→ Problem details
Lay out the items as a numbered list, leaving out blank lines, for only the part that opens with the line containing "List each element" and closes with the line containing "scroll-up-icon[interactable] — [1903, 140, 1915, 148]".

→ Given information
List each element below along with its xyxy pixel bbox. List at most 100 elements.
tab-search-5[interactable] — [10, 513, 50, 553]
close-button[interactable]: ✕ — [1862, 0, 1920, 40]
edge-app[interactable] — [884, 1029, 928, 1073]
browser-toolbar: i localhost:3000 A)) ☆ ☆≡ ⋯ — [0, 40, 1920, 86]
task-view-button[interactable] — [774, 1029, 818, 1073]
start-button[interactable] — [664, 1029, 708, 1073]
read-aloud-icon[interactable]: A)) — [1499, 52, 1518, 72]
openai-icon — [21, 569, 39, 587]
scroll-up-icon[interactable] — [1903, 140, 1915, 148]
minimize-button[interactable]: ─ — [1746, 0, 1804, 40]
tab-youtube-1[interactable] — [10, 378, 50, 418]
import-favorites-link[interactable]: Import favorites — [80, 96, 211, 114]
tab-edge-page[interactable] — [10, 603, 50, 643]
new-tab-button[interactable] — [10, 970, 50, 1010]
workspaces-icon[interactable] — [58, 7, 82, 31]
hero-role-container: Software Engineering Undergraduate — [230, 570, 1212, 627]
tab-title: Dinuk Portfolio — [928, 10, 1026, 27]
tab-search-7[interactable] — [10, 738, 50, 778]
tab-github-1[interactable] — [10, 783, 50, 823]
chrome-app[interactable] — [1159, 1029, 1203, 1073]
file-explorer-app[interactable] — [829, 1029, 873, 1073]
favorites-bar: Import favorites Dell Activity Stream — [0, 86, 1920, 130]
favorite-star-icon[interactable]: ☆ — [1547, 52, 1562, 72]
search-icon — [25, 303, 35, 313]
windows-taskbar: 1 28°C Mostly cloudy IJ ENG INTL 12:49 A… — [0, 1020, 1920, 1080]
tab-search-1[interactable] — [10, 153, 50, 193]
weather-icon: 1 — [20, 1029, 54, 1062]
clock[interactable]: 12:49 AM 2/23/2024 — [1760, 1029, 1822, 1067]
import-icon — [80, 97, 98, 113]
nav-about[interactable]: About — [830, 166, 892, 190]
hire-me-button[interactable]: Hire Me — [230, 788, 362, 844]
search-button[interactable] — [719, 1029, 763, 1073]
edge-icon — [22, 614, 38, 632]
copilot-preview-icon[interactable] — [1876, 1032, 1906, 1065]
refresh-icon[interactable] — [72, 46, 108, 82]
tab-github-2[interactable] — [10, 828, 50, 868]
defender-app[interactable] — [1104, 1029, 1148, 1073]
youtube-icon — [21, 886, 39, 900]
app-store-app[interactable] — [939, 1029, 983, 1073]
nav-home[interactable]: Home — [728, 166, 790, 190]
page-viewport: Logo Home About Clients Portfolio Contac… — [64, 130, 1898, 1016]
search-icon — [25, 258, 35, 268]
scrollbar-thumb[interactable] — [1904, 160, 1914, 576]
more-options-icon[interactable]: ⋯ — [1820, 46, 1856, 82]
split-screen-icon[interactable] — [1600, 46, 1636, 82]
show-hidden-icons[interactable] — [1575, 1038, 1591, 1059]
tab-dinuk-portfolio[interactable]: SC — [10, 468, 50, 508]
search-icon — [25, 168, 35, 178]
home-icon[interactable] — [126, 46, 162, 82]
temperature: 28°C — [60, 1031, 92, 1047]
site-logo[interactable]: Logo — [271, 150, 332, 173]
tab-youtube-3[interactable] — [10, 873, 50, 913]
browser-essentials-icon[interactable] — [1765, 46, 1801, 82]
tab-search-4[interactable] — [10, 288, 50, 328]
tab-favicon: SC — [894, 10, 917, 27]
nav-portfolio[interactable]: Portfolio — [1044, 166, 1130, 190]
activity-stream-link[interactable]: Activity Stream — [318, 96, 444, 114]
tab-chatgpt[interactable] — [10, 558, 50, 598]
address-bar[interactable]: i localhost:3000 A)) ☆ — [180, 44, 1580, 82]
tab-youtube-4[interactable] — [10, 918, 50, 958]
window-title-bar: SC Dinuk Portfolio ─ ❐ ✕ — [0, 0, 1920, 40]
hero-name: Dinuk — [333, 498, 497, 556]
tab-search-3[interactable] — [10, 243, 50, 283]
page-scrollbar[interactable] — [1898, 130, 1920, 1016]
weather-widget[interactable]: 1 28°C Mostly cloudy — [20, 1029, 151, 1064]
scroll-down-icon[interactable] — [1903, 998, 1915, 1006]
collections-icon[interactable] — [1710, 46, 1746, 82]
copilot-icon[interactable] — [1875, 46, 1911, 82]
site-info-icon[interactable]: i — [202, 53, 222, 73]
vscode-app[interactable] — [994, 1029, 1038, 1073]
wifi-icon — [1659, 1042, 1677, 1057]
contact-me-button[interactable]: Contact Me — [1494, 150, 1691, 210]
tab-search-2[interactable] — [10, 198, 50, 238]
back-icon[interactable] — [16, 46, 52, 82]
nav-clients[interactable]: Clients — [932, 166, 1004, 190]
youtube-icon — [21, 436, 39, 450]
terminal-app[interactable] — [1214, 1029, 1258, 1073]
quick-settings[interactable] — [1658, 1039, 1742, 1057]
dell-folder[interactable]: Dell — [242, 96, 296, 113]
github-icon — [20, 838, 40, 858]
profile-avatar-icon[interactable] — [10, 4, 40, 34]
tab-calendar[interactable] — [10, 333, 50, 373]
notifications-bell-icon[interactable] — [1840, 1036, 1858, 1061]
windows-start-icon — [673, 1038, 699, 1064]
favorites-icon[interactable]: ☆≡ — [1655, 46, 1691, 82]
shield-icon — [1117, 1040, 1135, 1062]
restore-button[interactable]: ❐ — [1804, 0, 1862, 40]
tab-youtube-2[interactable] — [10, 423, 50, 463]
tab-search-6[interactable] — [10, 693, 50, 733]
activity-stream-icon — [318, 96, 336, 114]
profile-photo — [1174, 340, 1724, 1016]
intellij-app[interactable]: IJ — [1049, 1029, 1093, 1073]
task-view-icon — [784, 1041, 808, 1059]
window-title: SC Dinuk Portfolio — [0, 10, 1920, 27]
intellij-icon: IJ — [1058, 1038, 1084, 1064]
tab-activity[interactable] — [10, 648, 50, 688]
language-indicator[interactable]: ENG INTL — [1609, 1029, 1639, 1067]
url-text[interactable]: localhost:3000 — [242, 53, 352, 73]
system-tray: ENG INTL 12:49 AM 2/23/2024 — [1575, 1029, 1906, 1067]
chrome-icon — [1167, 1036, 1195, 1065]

---

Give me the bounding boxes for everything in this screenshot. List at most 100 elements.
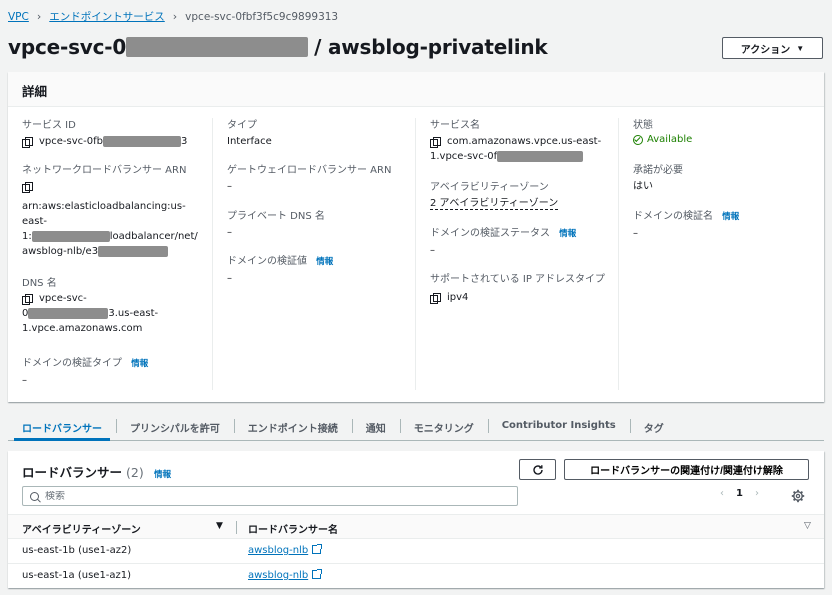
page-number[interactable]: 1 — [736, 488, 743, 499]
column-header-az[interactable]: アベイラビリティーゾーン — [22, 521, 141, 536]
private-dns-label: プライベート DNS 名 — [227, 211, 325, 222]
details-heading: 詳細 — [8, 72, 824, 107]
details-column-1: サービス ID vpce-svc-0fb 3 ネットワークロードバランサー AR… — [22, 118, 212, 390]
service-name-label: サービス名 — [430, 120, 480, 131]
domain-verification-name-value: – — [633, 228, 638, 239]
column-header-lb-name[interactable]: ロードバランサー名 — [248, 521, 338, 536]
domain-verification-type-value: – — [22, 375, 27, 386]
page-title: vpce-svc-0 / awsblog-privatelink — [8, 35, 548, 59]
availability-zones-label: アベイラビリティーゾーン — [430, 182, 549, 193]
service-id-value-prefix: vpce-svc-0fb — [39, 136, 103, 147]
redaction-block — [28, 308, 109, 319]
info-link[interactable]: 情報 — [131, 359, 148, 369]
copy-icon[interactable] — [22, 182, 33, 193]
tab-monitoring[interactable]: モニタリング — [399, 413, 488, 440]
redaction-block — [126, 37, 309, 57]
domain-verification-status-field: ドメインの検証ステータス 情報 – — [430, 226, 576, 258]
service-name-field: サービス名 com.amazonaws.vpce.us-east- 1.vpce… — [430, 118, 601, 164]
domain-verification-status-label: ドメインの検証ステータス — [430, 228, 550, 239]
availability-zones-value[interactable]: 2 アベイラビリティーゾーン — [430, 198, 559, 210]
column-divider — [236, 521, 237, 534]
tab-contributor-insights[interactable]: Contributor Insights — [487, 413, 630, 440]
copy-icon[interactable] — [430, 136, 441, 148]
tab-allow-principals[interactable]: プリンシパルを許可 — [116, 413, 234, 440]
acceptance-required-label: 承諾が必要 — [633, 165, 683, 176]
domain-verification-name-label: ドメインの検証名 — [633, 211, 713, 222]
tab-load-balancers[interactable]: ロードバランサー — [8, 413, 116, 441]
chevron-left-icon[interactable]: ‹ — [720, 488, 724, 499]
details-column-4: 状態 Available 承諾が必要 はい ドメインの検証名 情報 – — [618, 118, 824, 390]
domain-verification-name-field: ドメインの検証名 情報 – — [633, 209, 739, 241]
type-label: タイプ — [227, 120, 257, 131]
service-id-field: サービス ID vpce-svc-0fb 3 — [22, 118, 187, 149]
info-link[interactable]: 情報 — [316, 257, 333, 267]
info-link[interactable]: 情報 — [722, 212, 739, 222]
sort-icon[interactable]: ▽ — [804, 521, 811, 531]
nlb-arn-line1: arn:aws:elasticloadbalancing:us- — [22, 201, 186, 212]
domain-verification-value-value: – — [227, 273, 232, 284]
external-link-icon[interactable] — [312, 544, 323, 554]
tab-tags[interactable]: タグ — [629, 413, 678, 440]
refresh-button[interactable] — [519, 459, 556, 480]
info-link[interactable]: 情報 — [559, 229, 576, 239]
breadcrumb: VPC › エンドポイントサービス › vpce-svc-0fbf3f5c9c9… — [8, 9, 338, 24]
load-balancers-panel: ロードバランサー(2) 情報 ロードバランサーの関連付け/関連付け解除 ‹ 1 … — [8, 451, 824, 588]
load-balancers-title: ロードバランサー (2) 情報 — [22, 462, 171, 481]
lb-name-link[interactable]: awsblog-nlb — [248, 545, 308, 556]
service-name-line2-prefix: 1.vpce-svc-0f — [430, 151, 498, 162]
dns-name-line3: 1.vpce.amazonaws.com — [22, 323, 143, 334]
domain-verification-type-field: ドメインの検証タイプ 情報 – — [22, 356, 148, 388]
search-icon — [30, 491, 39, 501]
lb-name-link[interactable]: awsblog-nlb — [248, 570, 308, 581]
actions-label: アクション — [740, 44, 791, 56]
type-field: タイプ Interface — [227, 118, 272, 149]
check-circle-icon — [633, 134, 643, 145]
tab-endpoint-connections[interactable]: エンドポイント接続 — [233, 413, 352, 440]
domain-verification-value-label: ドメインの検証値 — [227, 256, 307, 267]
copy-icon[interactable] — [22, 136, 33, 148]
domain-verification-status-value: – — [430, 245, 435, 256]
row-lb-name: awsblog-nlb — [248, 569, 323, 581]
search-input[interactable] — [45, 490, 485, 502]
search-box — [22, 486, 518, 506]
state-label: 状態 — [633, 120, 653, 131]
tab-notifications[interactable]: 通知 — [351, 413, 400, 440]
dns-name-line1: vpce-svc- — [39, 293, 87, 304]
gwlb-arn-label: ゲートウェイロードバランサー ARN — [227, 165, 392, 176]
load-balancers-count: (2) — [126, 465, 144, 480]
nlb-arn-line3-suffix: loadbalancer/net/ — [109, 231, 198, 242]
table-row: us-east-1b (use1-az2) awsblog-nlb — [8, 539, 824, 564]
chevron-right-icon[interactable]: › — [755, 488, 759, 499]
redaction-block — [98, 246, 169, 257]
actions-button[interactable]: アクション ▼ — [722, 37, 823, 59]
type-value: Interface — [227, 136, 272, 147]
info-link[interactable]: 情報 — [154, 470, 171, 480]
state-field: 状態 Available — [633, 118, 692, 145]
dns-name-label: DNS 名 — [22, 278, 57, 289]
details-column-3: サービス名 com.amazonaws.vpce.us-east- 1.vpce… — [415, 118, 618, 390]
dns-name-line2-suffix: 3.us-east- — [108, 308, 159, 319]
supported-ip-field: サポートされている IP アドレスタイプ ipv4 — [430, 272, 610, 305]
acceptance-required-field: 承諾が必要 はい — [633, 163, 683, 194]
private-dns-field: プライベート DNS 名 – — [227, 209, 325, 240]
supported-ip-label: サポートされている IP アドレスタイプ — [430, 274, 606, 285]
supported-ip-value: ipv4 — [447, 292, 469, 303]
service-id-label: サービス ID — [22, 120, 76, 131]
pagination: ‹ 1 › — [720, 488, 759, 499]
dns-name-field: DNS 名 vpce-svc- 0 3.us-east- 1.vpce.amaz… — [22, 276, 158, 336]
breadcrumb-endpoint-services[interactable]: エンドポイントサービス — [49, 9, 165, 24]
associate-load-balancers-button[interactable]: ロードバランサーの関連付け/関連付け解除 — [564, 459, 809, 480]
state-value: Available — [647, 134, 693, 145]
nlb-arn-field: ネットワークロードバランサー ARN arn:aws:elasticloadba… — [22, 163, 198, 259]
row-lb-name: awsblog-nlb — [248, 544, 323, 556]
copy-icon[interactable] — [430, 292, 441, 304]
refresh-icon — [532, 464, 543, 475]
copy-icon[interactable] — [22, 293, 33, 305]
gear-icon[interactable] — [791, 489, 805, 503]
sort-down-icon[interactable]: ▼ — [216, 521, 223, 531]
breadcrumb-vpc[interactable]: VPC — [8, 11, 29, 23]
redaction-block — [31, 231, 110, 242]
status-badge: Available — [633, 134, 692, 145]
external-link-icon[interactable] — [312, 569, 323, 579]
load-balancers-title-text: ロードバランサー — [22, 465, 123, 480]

→ In response
1. List each element below along with its xyxy pixel bbox. List at most 100 elements.
2. tab-search-5[interactable] — [10, 513, 50, 553]
3. close-button[interactable]: ✕ — [1862, 0, 1920, 40]
4. edge-app[interactable] — [884, 1029, 928, 1073]
5. browser-toolbar: i localhost:3000 A)) ☆ ☆≡ ⋯ — [0, 40, 1920, 86]
6. task-view-button[interactable] — [774, 1029, 818, 1073]
7. start-button[interactable] — [664, 1029, 708, 1073]
8. read-aloud-icon[interactable]: A)) — [1499, 52, 1518, 72]
9. openai-icon — [21, 569, 39, 587]
10. scroll-up-icon[interactable] — [1903, 140, 1915, 148]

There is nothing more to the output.